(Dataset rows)
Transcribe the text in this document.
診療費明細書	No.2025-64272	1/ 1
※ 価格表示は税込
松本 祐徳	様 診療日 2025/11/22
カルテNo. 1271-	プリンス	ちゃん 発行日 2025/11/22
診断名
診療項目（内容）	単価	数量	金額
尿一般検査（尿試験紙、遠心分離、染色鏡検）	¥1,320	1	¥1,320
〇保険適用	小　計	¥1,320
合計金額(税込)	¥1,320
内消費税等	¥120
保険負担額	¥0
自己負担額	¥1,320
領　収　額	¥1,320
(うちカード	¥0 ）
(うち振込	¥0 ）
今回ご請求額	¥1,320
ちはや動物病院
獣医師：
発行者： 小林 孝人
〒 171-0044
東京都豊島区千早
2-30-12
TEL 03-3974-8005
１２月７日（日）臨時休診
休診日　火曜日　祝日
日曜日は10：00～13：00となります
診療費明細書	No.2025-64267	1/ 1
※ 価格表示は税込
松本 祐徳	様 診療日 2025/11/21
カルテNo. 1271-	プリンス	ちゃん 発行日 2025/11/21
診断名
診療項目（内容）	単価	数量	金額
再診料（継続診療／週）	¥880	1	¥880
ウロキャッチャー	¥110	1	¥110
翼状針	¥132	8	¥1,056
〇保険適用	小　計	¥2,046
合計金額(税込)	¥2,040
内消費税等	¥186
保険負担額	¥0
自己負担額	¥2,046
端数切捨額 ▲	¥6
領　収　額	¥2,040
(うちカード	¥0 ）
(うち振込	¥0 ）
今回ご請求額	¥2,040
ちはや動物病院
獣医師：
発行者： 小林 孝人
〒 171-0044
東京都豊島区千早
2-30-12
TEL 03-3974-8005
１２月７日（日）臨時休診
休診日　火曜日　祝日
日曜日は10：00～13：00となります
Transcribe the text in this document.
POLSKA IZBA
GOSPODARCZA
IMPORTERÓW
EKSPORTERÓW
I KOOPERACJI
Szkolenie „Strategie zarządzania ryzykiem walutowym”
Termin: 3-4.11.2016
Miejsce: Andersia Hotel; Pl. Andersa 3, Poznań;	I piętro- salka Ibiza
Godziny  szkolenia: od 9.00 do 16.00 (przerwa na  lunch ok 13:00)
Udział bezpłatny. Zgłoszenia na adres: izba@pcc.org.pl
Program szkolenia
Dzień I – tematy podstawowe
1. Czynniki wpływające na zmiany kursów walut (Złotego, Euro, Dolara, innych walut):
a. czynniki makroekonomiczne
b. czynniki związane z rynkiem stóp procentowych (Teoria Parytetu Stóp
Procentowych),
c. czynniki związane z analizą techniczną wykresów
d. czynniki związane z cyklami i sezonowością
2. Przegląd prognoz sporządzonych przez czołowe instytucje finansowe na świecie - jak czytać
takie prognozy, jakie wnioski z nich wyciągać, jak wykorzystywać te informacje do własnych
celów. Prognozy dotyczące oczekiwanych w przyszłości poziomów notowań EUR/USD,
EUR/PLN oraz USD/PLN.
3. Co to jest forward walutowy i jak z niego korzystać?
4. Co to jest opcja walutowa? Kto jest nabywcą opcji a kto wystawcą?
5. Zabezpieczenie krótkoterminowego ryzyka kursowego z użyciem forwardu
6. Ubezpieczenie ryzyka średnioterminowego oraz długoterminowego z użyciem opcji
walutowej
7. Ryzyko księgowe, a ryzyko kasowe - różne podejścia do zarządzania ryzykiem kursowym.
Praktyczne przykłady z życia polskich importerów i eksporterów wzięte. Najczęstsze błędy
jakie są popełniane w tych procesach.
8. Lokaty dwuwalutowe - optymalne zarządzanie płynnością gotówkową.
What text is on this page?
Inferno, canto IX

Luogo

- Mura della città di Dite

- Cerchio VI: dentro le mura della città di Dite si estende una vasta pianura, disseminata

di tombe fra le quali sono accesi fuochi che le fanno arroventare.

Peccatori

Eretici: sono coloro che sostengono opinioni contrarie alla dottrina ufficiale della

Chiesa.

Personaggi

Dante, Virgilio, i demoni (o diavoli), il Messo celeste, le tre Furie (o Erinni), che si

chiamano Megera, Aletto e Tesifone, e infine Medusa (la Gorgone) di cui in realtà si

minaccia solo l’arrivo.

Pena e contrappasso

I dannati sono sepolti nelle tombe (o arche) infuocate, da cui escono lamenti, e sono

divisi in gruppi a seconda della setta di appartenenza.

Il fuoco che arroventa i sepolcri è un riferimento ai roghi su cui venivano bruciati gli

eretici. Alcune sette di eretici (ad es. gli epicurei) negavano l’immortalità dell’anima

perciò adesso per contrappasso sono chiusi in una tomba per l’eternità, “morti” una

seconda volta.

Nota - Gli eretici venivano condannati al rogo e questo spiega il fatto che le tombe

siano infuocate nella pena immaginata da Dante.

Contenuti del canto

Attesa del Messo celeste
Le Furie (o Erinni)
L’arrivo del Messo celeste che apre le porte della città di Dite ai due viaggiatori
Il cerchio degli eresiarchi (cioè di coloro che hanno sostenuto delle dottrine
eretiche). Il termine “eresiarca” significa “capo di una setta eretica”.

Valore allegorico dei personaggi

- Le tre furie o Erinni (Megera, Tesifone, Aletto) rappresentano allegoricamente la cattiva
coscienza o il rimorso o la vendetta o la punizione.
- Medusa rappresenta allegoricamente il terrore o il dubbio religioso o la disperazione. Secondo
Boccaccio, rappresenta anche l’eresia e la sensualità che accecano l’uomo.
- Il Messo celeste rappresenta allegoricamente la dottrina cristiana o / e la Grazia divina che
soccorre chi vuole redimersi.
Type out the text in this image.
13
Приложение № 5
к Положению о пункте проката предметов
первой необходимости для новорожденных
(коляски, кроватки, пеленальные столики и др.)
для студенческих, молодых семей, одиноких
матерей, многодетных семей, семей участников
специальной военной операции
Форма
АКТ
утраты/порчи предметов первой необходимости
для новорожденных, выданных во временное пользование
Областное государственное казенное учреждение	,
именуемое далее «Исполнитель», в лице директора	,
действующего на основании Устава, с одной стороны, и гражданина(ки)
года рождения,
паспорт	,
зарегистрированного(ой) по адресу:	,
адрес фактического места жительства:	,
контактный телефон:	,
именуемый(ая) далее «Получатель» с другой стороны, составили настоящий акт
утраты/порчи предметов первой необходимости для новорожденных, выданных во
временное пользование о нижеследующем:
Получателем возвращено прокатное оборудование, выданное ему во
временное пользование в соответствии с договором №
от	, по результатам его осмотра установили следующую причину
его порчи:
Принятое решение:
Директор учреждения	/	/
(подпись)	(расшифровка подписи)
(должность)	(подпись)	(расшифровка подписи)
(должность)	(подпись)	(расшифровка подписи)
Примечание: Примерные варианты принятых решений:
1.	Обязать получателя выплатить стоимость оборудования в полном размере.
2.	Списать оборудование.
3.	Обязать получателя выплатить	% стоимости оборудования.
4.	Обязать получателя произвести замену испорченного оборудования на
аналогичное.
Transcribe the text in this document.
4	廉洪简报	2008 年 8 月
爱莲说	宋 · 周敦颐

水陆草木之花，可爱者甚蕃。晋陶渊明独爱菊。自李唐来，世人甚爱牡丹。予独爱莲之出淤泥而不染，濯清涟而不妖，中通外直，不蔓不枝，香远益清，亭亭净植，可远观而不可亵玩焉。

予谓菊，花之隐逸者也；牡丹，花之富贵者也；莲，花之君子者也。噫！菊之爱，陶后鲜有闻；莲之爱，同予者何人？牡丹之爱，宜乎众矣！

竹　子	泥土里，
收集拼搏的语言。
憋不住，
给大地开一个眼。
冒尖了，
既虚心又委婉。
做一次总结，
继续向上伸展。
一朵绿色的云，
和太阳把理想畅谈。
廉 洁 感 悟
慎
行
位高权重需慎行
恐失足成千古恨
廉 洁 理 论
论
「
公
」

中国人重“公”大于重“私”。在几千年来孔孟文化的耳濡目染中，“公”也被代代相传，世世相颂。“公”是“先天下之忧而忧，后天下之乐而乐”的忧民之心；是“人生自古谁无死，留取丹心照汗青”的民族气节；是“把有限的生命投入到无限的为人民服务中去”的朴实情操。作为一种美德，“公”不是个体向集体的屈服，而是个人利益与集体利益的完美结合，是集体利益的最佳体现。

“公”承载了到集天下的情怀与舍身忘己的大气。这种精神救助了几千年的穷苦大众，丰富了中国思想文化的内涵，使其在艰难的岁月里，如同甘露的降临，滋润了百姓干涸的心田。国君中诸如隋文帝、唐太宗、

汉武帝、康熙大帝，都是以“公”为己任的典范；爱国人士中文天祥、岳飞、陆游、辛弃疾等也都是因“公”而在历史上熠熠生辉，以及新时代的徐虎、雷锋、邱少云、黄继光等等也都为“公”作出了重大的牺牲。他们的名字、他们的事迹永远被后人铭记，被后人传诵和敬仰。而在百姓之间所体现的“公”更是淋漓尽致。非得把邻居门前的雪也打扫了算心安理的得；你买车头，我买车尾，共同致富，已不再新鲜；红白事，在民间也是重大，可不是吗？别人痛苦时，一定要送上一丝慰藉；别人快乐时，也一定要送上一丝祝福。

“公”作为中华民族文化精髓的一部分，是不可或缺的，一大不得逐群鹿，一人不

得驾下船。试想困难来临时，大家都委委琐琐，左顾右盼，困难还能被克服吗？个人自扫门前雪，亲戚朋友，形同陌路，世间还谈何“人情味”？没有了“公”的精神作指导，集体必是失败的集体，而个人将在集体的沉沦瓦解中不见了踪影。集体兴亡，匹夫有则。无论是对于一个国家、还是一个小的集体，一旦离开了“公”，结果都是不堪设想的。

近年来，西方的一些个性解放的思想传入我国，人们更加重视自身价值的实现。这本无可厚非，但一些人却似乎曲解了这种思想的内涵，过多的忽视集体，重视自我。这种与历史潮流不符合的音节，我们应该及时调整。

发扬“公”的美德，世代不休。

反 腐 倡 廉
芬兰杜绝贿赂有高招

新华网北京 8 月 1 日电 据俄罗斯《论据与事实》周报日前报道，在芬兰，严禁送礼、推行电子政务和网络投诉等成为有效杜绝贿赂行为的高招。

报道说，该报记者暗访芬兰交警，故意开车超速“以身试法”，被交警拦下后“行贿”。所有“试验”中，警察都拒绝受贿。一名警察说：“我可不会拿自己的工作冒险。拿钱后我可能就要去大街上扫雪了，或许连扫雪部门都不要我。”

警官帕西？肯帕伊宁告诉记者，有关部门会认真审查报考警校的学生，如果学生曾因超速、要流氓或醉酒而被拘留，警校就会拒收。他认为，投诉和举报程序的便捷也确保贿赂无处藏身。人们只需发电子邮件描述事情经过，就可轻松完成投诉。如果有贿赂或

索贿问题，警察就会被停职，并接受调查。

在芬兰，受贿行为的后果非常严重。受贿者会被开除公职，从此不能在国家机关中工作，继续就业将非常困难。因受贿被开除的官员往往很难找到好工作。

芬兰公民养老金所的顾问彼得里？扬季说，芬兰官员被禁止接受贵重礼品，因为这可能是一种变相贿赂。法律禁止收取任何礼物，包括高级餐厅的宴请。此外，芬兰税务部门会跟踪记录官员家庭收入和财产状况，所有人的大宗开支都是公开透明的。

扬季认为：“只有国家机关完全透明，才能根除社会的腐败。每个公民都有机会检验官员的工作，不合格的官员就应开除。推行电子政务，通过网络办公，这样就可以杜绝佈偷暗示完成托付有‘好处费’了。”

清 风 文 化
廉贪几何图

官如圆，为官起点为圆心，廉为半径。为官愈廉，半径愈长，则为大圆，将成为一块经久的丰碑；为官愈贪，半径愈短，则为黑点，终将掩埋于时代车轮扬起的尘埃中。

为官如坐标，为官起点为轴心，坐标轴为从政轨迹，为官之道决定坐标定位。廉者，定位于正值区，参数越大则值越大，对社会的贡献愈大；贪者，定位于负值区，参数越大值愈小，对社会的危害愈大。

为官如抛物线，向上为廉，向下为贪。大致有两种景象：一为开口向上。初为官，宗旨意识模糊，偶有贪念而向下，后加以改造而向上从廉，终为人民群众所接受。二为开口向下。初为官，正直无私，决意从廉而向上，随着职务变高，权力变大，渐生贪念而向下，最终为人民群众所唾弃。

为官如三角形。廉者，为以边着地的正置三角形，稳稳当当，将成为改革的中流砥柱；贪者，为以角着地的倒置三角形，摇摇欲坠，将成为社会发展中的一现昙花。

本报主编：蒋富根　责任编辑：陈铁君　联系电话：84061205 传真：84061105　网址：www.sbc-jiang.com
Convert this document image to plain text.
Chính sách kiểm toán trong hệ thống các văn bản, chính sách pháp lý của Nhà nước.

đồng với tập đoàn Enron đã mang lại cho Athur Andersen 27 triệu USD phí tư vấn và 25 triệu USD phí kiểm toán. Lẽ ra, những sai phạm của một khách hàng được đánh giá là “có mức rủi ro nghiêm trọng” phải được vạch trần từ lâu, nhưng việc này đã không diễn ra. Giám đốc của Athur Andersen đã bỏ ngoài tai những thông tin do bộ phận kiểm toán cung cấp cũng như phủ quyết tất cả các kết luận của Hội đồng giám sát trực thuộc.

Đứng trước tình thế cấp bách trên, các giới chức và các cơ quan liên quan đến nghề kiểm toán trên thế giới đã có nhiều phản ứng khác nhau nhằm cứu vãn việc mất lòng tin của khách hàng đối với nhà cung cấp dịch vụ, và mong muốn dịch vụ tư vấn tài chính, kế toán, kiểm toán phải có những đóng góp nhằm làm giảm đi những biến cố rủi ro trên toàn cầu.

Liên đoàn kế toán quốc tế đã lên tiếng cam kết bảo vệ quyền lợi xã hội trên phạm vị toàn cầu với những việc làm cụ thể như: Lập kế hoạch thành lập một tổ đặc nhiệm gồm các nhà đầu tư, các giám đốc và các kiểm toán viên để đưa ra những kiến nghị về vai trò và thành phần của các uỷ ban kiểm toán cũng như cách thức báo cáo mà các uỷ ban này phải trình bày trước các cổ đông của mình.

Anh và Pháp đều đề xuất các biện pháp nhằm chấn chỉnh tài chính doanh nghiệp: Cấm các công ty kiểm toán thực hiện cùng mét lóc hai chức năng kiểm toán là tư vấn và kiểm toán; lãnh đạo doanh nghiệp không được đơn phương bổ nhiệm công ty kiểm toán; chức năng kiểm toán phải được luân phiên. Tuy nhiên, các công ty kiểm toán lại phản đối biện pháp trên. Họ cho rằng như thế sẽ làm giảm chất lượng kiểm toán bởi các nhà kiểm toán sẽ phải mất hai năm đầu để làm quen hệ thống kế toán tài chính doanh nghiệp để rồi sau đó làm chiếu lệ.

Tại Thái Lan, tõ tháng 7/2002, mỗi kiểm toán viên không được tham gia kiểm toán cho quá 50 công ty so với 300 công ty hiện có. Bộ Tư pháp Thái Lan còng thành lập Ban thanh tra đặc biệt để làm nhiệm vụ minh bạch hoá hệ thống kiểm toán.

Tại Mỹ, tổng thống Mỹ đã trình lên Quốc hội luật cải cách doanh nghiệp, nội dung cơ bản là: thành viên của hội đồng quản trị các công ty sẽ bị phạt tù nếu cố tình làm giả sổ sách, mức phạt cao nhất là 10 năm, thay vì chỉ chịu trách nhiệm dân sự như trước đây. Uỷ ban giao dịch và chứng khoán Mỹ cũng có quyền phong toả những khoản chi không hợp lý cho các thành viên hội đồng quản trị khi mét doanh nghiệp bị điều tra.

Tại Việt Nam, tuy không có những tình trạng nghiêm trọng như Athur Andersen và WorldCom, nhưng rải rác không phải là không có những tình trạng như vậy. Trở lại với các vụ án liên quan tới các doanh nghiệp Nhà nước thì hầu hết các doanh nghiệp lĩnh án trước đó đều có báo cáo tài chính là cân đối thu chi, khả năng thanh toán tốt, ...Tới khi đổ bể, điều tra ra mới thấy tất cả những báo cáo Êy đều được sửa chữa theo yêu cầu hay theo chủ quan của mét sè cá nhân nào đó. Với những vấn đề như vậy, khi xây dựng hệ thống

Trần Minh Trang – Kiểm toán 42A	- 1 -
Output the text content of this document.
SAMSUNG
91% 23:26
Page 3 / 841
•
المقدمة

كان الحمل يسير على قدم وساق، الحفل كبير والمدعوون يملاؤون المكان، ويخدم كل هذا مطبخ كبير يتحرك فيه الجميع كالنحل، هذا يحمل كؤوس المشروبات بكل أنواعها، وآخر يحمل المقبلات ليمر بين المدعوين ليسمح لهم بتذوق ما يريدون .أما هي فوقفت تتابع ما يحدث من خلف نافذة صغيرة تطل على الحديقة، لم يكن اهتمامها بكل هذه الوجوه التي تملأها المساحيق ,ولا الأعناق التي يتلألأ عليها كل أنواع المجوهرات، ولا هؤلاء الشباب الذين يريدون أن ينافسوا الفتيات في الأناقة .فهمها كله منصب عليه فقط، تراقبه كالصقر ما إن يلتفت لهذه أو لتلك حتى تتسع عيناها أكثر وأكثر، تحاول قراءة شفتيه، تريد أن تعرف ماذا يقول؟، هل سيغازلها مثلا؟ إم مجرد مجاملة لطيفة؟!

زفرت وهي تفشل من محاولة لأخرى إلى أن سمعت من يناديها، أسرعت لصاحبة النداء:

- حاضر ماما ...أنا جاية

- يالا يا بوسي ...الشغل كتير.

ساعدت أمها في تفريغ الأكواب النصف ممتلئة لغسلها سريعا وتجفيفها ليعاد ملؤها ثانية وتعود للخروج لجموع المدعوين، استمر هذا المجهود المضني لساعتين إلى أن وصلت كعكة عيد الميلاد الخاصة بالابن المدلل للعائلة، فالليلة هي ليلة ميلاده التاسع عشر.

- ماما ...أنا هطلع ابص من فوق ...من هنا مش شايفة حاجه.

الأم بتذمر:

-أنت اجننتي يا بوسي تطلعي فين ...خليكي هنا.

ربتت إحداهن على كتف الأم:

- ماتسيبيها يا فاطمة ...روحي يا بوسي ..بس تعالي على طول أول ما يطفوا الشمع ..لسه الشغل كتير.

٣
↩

Direction: Make a copy of each line that contains the string "città".

Output of the task:
- Mura della città di Dite
- Cerchio VI: dentro le mura della città di Dite si estende una vasta pianura, disseminata
L’arrivo del Messo celeste che apre le porte della città di Dite ai due viaggiatori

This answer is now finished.